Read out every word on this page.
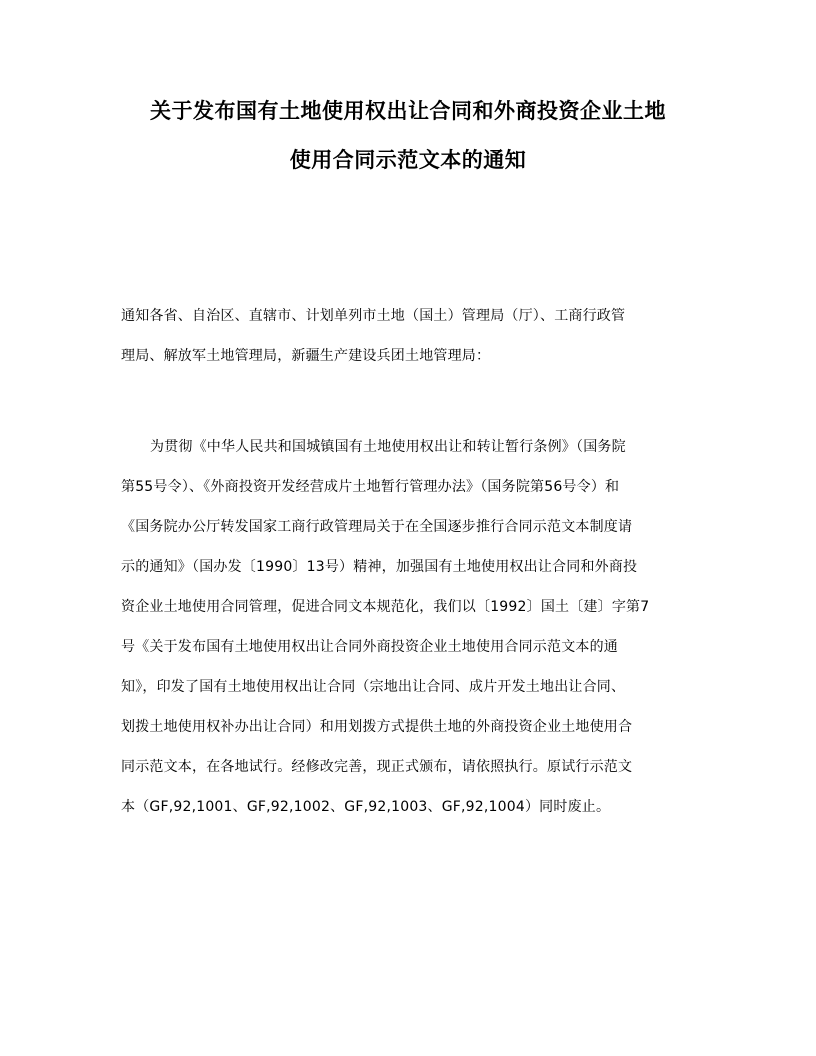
关于发布国有土地使用权出让合同和外商投资企业土地
使用合同示范文本的通知
通知各省、自治区、直辖市、计划单列市土地（国土）管理局（厅）、工商行政管
理局、解放军土地管理局，新疆生产建设兵团土地管理局：
为贯彻《中华人民共和国城镇国有土地使用权出让和转让暂行条例》（国务院
第55号令）、《外商投资开发经营成片土地暂行管理办法》（国务院第56号令）和
《国务院办公厅转发国家工商行政管理局关于在全国逐步推行合同示范文本制度请
示的通知》（国办发〔1990〕13号）精神，加强国有土地使用权出让合同和外商投
资企业土地使用合同管理，促进合同文本规范化，我们以〔1992〕国土〔建〕字第7
号《关于发布国有土地使用权出让合同外商投资企业土地使用合同示范文本的通
知》，印发了国有土地使用权出让合同（宗地出让合同、成片开发土地出让合同、
划拨土地使用权补办出让合同）和用划拨方式提供土地的外商投资企业土地使用合
同示范文本，在各地试行。经修改完善，现正式颁布，请依照执行。原试行示范文
本（GF,92,1001、GF,92,1002、GF,92,1003、GF,92,1004）同时废止。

| TASK PROMPT |
All of the lines above should be retyped precisely, apart from the pictures.

| EXPECTED OUTPUT |
Read out every word on this page.
关于发布国有土地使用权出让合同和外商投资企业土地
使用合同示范文本的通知
通知各省、自治区、直辖市、计划单列市土地（国土）管理局（厅）、工商行政管
理局、解放军土地管理局，新疆生产建设兵团土地管理局：
为贯彻《中华人民共和国城镇国有土地使用权出让和转让暂行条例》（国务院
第55号令）、《外商投资开发经营成片土地暂行管理办法》（国务院第56号令）和
《国务院办公厅转发国家工商行政管理局关于在全国逐步推行合同示范文本制度请
示的通知》（国办发〔1990〕13号）精神，加强国有土地使用权出让合同和外商投
资企业土地使用合同管理，促进合同文本规范化，我们以〔1992〕国土〔建〕字第7
号《关于发布国有土地使用权出让合同外商投资企业土地使用合同示范文本的通
知》，印发了国有土地使用权出让合同（宗地出让合同、成片开发土地出让合同、
划拨土地使用权补办出让合同）和用划拨方式提供土地的外商投资企业土地使用合
同示范文本，在各地试行。经修改完善，现正式颁布，请依照执行。原试行示范文
本（GF,92,1001、GF,92,1002、GF,92,1003、GF,92,1004）同时废止。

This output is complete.